Where a line contains the string "budgets", copy that line.
##########
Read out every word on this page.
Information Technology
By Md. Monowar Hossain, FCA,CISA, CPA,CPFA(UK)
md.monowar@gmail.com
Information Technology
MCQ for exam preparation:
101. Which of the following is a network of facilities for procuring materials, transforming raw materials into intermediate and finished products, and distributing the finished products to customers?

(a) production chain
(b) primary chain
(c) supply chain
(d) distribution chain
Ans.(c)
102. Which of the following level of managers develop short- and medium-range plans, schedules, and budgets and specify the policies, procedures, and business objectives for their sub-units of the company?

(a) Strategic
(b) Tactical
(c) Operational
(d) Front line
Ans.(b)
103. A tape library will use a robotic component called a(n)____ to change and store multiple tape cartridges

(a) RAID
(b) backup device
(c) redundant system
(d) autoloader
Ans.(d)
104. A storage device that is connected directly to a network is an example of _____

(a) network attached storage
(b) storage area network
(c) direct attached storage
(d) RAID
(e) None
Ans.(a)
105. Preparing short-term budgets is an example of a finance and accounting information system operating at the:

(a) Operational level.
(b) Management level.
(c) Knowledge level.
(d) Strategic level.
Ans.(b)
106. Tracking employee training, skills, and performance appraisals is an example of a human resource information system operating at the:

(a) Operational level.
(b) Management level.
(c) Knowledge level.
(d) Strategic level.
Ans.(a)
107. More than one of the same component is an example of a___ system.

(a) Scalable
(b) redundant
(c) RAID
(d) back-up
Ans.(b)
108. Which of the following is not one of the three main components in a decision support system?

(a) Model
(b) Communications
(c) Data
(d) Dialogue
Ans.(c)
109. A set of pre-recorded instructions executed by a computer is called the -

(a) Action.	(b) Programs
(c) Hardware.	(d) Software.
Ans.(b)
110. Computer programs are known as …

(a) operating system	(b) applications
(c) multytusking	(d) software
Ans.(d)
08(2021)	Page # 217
##########
- [THE RESULT]:
102. Which of the following level of managers develop short- and medium-range plans, schedules, and budgets and specify the policies, procedures, and business objectives for their sub-units of the company?
105. Preparing short-term budgets is an example of a finance and accounting information system operating at the:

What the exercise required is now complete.